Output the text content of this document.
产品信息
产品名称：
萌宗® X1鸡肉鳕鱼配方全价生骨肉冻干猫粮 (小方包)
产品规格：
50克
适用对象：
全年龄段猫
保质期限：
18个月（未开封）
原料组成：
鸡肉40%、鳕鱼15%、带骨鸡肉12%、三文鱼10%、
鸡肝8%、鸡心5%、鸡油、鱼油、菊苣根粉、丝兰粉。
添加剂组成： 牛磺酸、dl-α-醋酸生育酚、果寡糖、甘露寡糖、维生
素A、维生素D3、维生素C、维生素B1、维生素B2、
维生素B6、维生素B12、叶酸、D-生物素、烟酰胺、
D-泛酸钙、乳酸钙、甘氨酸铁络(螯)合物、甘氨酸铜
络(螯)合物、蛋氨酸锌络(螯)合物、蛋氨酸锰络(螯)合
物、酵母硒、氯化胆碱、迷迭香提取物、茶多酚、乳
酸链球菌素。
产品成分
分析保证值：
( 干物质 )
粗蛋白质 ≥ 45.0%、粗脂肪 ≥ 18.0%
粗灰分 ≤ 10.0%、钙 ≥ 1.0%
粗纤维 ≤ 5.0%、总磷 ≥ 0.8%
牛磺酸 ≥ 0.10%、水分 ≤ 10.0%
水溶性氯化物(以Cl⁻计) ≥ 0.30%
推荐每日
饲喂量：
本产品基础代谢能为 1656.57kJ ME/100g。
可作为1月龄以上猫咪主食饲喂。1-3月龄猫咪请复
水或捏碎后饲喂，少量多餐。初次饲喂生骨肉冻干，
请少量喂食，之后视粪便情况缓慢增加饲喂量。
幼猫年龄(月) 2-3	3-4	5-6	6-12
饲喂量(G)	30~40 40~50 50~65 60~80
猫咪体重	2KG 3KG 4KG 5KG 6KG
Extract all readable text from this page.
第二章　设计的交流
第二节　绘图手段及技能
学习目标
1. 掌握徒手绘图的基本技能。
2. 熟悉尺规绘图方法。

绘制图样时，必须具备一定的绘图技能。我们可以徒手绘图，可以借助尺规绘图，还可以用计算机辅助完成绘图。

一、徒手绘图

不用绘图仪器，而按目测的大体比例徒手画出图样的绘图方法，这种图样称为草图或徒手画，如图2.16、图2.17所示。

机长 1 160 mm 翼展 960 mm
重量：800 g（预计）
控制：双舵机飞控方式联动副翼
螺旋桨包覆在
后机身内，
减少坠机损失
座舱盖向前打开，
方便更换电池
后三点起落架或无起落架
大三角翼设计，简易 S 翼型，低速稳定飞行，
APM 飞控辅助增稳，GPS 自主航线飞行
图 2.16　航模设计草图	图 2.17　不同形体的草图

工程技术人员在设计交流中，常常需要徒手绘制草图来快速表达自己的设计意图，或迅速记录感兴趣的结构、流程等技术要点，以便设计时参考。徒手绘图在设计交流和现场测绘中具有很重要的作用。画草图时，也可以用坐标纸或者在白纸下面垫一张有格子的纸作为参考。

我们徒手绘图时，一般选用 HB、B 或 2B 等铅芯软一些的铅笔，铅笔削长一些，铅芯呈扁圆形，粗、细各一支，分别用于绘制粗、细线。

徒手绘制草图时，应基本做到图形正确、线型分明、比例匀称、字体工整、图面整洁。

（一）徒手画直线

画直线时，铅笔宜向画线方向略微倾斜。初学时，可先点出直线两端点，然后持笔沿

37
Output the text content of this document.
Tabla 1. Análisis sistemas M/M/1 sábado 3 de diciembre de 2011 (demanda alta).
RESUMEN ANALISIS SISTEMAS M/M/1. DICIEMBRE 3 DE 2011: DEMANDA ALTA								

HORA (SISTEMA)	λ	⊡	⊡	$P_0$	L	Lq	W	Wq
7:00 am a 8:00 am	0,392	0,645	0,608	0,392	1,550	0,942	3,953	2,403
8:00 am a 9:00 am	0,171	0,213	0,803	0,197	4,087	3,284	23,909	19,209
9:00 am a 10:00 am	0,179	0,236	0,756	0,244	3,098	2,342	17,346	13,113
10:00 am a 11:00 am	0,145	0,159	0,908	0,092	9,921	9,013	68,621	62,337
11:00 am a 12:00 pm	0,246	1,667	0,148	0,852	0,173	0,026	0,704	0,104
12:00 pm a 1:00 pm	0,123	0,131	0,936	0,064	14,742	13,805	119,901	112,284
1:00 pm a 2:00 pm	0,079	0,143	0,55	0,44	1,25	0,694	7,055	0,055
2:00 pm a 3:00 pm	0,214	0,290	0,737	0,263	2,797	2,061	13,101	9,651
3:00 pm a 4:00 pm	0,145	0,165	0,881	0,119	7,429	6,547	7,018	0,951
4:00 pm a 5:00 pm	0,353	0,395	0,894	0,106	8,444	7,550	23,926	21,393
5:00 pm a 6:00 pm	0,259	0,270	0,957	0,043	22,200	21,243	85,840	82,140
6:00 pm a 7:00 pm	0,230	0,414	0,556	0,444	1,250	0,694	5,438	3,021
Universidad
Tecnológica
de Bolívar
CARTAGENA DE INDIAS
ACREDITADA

★ ★ ★ ★ ★ ★ ★

Task objective ▸
Retype the material in full. Each word must match.

Result ▸
Output the text content of this document.
产品信息
产品名称：
萌宗® X1鸡肉鳕鱼配方全价生骨肉冻干猫粮 (小方包)
产品规格：
50克
适用对象：
全年龄段猫
保质期限：
18个月（未开封）
原料组成：
鸡肉40%、鳕鱼15%、带骨鸡肉12%、三文鱼10%、
鸡肝8%、鸡心5%、鸡油、鱼油、菊苣根粉、丝兰粉。
添加剂组成： 牛磺酸、dl-α-醋酸生育酚、果寡糖、甘露寡糖、维生
素A、维生素D3、维生素C、维生素B1、维生素B2、
维生素B6、维生素B12、叶酸、D-生物素、烟酰胺、
D-泛酸钙、乳酸钙、甘氨酸铁络(螯)合物、甘氨酸铜
络(螯)合物、蛋氨酸锌络(螯)合物、蛋氨酸锰络(螯)合
物、酵母硒、氯化胆碱、迷迭香提取物、茶多酚、乳
酸链球菌素。
产品成分
分析保证值：
( 干物质 )
粗蛋白质 ≥ 45.0%、粗脂肪 ≥ 18.0%
粗灰分 ≤ 10.0%、钙 ≥ 1.0%
粗纤维 ≤ 5.0%、总磷 ≥ 0.8%
牛磺酸 ≥ 0.10%、水分 ≤ 10.0%
水溶性氯化物(以Cl⁻计) ≥ 0.30%
推荐每日
饲喂量：
本产品基础代谢能为 1656.57kJ ME/100g。
可作为1月龄以上猫咪主食饲喂。1-3月龄猫咪请复
水或捏碎后饲喂，少量多餐。初次饲喂生骨肉冻干，
请少量喂食，之后视粪便情况缓慢增加饲喂量。
幼猫年龄(月) 2-3	3-4	5-6	6-12
饲喂量(G)	30~40 40~50 50~65 60~80
猫咪体重	2KG 3KG 4KG 5KG 6KG
Extract all readable text from this page.
第二章　设计的交流
第二节　绘图手段及技能
学习目标
1. 掌握徒手绘图的基本技能。
2. 熟悉尺规绘图方法。

绘制图样时，必须具备一定的绘图技能。我们可以徒手绘图，可以借助尺规绘图，还可以用计算机辅助完成绘图。

一、徒手绘图

不用绘图仪器，而按目测的大体比例徒手画出图样的绘图方法，这种图样称为草图或徒手画，如图2.16、图2.17所示。

机长 1 160 mm 翼展 960 mm
重量：800 g（预计）
控制：双舵机飞控方式联动副翼
螺旋桨包覆在
后机身内，
减少坠机损失
座舱盖向前打开，
方便更换电池
后三点起落架或无起落架
大三角翼设计，简易 S 翼型，低速稳定飞行，
APM 飞控辅助增稳，GPS 自主航线飞行
图 2.16　航模设计草图	图 2.17　不同形体的草图

工程技术人员在设计交流中，常常需要徒手绘制草图来快速表达自己的设计意图，或迅速记录感兴趣的结构、流程等技术要点，以便设计时参考。徒手绘图在设计交流和现场测绘中具有很重要的作用。画草图时，也可以用坐标纸或者在白纸下面垫一张有格子的纸作为参考。

我们徒手绘图时，一般选用 HB、B 或 2B 等铅芯软一些的铅笔，铅笔削长一些，铅芯呈扁圆形，粗、细各一支，分别用于绘制粗、细线。

徒手绘制草图时，应基本做到图形正确、线型分明、比例匀称、字体工整、图面整洁。

（一）徒手画直线

画直线时，铅笔宜向画线方向略微倾斜。初学时，可先点出直线两端点，然后持笔沿

37
Output the text content of this document.
Tabla 1. Análisis sistemas M/M/1 sábado 3 de diciembre de 2011 (demanda alta).
RESUMEN ANALISIS SISTEMAS M/M/1. DICIEMBRE 3 DE 2011: DEMANDA ALTA								

HORA (SISTEMA)	λ	⊡	⊡	$P_0$	L	Lq	W	Wq
7:00 am a 8:00 am	0,392	0,645	0,608	0,392	1,550	0,942	3,953	2,403
8:00 am a 9:00 am	0,171	0,213	0,803	0,197	4,087	3,284	23,909	19,209
9:00 am a 10:00 am	0,179	0,236	0,756	0,244	3,098	2,342	17,346	13,113
10:00 am a 11:00 am	0,145	0,159	0,908	0,092	9,921	9,013	68,621	62,337
11:00 am a 12:00 pm	0,246	1,667	0,148	0,852	0,173	0,026	0,704	0,104
12:00 pm a 1:00 pm	0,123	0,131	0,936	0,064	14,742	13,805	119,901	112,284
1:00 pm a 2:00 pm	0,079	0,143	0,55	0,44	1,25	0,694	7,055	0,055
2:00 pm a 3:00 pm	0,214	0,290	0,737	0,263	2,797	2,061	13,101	9,651
3:00 pm a 4:00 pm	0,145	0,165	0,881	0,119	7,429	6,547	7,018	0,951
4:00 pm a 5:00 pm	0,353	0,395	0,894	0,106	8,444	7,550	23,926	21,393
5:00 pm a 6:00 pm	0,259	0,270	0,957	0,043	22,200	21,243	85,840	82,140
6:00 pm a 7:00 pm	0,230	0,414	0,556	0,444	1,250	0,694	5,438	3,021
Universidad
Tecnológica
de Bolívar
CARTAGENA DE INDIAS
ACREDITADA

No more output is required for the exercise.